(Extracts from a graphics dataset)
──────
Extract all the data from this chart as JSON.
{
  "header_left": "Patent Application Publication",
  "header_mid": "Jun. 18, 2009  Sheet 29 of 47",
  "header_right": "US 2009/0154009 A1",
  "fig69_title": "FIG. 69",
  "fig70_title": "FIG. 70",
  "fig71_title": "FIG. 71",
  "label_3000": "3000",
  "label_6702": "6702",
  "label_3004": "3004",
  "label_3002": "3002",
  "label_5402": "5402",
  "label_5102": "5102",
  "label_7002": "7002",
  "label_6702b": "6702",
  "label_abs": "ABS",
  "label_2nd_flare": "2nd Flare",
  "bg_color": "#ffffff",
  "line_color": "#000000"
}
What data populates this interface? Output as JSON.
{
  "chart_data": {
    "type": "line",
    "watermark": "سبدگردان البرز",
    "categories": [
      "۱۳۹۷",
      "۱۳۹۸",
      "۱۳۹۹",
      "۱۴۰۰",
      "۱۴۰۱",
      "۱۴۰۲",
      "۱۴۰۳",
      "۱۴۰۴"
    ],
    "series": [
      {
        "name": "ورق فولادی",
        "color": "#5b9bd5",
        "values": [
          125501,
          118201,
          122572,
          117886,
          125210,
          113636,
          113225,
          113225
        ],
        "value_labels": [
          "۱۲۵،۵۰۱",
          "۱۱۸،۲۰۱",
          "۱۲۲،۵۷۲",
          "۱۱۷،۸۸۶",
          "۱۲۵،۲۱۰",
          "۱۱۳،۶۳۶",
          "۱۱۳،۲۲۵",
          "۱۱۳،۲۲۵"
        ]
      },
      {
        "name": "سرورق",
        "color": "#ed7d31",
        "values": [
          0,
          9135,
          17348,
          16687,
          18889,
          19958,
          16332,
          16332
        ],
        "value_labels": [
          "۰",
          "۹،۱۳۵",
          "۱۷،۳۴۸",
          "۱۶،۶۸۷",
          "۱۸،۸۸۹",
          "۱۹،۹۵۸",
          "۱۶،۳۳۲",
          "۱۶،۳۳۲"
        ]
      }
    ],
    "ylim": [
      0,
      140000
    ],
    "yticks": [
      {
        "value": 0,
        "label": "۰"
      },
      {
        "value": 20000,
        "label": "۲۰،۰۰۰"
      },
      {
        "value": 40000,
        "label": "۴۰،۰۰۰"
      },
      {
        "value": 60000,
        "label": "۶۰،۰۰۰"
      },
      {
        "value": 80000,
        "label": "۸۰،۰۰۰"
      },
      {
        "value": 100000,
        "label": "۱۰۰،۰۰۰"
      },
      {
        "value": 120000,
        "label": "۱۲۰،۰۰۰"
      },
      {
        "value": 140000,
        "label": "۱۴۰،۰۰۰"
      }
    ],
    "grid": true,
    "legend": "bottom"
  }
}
──────
_Aim_: In the entries above, find each line with the word "this" and copy it.

_Solution to the problem_:
Extract all the data from this chart as JSON.
What data populates this interface? Output as JSON.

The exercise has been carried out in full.